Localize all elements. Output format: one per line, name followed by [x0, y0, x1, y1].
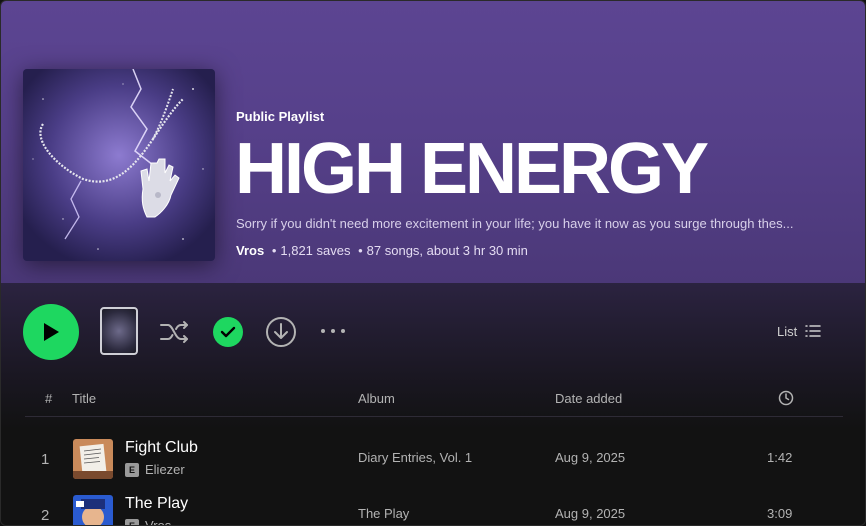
- download-button[interactable]: [265, 316, 297, 348]
- track-duration: 1:42: [767, 450, 793, 465]
- track-album[interactable]: The Play: [358, 506, 409, 521]
- tracklist-header: # Title Album Date added: [25, 383, 843, 417]
- track-artist[interactable]: Vros: [145, 518, 171, 525]
- download-icon: [266, 317, 296, 347]
- check-icon: [220, 326, 236, 338]
- playlist-type-label: Public Playlist: [236, 109, 325, 124]
- track-album-art: [73, 495, 113, 525]
- column-album[interactable]: Album: [358, 391, 395, 406]
- track-title[interactable]: Fight Club: [125, 439, 198, 457]
- play-icon: [44, 323, 59, 341]
- column-date-added[interactable]: Date added: [555, 391, 622, 406]
- saved-to-library-button[interactable]: [213, 317, 243, 347]
- app-window: Public Playlist HIGH ENERGY Sorry if you…: [0, 0, 866, 526]
- clock-icon: [778, 390, 794, 406]
- shuffle-icon: [160, 321, 188, 343]
- column-duration[interactable]: [778, 390, 794, 409]
- track-duration: 3:09: [767, 506, 793, 521]
- shuffle-button[interactable]: [159, 318, 191, 346]
- preview-thumbnail[interactable]: [100, 307, 138, 355]
- track-date-added: Aug 9, 2025: [555, 450, 626, 465]
- meta-separator: •: [358, 243, 363, 258]
- track-row[interactable]: 2 The Play E Vros The Play Aug 9, 2025 3…: [25, 487, 843, 525]
- track-date-added: Aug 9, 2025: [555, 506, 626, 521]
- playlist-cover-image[interactable]: [23, 69, 215, 261]
- list-icon: [805, 325, 821, 337]
- playlist-meta: Vros • 1,821 saves • 87 songs, about 3 hr …: [236, 243, 528, 258]
- more-icon: [321, 329, 345, 333]
- play-button[interactable]: [23, 304, 79, 360]
- track-artist[interactable]: Eliezer: [145, 462, 185, 477]
- track-number: 1: [41, 451, 50, 468]
- action-bar: List: [1, 283, 865, 379]
- track-artist-line: E Vros: [125, 518, 171, 525]
- track-artist-line: E Eliezer: [125, 462, 185, 477]
- playlist-owner-link[interactable]: Vros: [236, 243, 264, 258]
- playlist-description: Sorry if you didn't need more excitement…: [236, 216, 794, 231]
- track-row[interactable]: 1 Fight Club E Eliezer Diary Entries, Vo…: [25, 431, 843, 487]
- explicit-badge: E: [125, 518, 139, 525]
- playlist-song-count: 87 songs, about 3 hr 30 min: [366, 243, 528, 258]
- track-album[interactable]: Diary Entries, Vol. 1: [358, 450, 472, 465]
- playlist-header: Public Playlist HIGH ENERGY Sorry if you…: [1, 1, 865, 283]
- track-number: 2: [41, 507, 50, 524]
- playlist-saves: 1,821 saves: [280, 243, 351, 258]
- track-album-art: [73, 439, 113, 479]
- track-title[interactable]: The Play: [125, 495, 188, 513]
- column-title[interactable]: Title: [72, 391, 96, 406]
- view-mode-label: List: [777, 323, 798, 339]
- explicit-badge: E: [125, 462, 139, 477]
- playlist-title: HIGH ENERGY: [235, 129, 709, 209]
- more-options-button[interactable]: [319, 321, 349, 341]
- column-number: #: [45, 391, 53, 406]
- meta-separator: •: [271, 243, 277, 258]
- view-mode-toggle[interactable]: List: [777, 321, 821, 341]
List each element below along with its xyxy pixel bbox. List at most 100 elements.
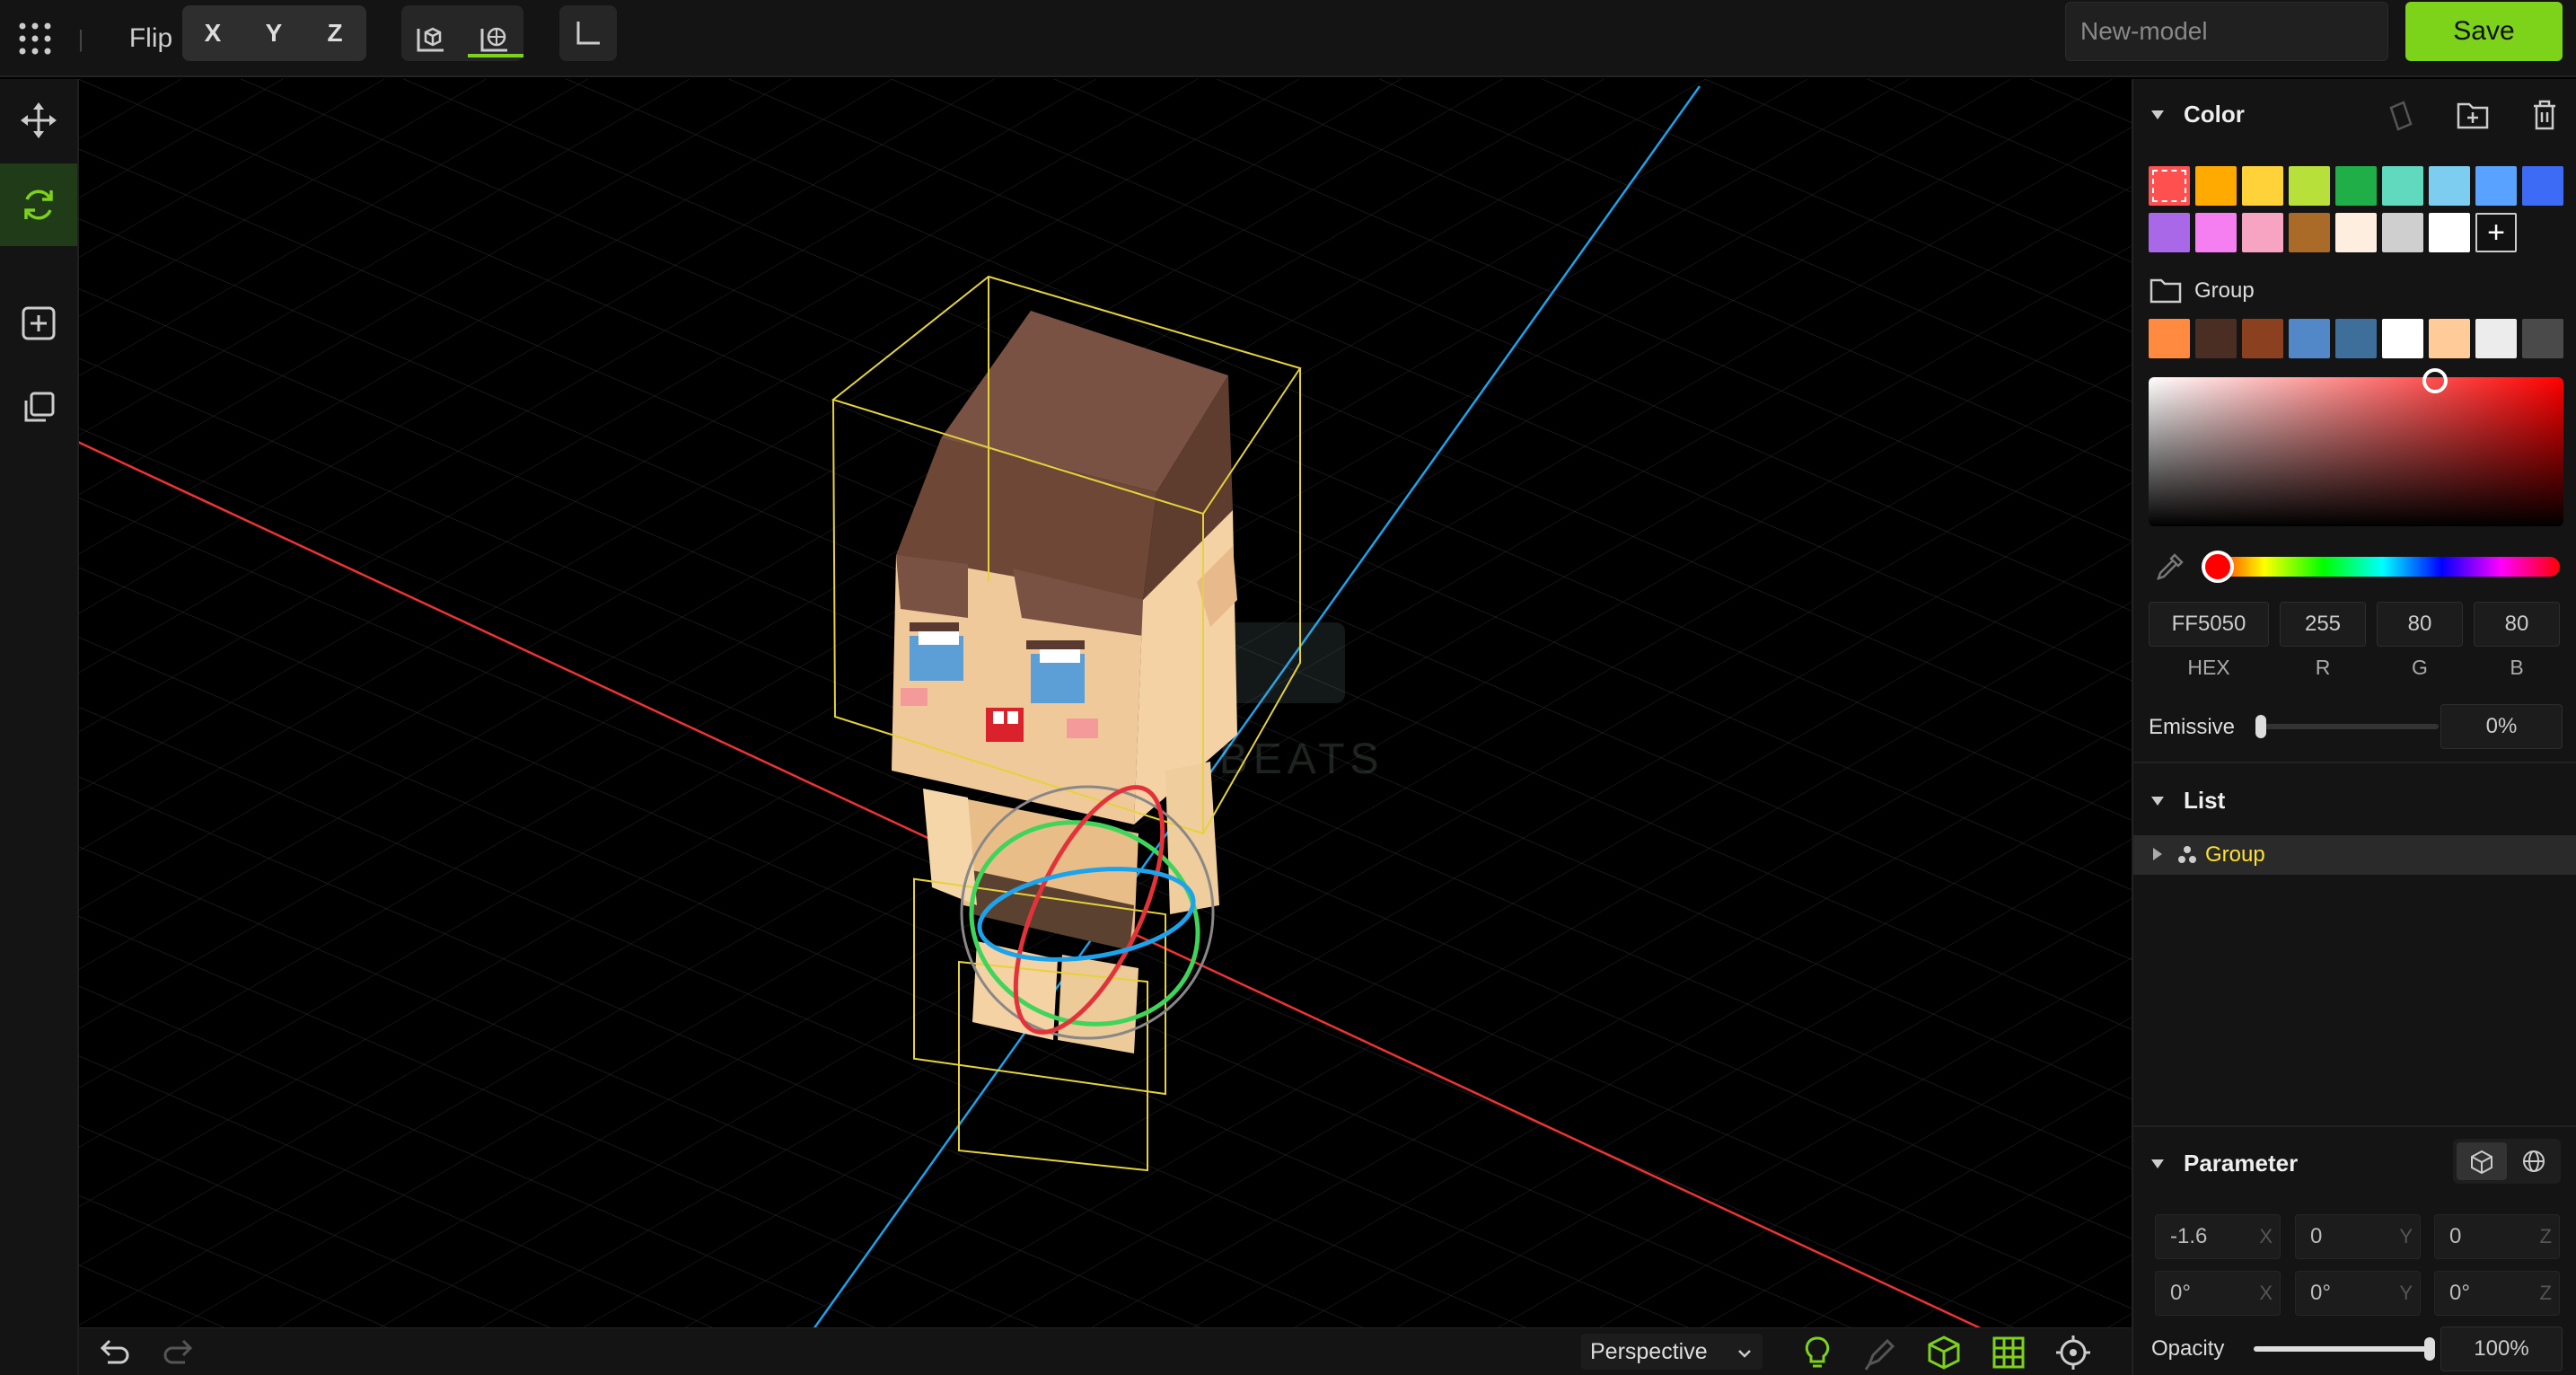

#####

● **Written request**: In the items, begin at the line that has "- download-button[interactable]: [265, 316, 297, 348]" and stop after the line that has "- column-album[interactable]: Album: [358, 391, 395, 406]". Give only those lines, changing "Public Playlist" to "Private Playlist" and leaving everything else the same.

● **Solved problem**:
- download-button[interactable]: [265, 316, 297, 348]
- track-duration: 1:42: [767, 450, 793, 465]
- track-album[interactable]: The Play: [358, 506, 409, 521]
- tracklist-header: # Title Album Date added: [25, 383, 843, 417]
- track-artist[interactable]: Vros: [145, 518, 171, 525]
- download-icon: [266, 317, 296, 347]
- check-icon: [220, 326, 236, 338]
- playlist-type-label: Private Playlist: [236, 109, 325, 124]
- track-album-art: [73, 495, 113, 525]
- column-album[interactable]: Album: [358, 391, 395, 406]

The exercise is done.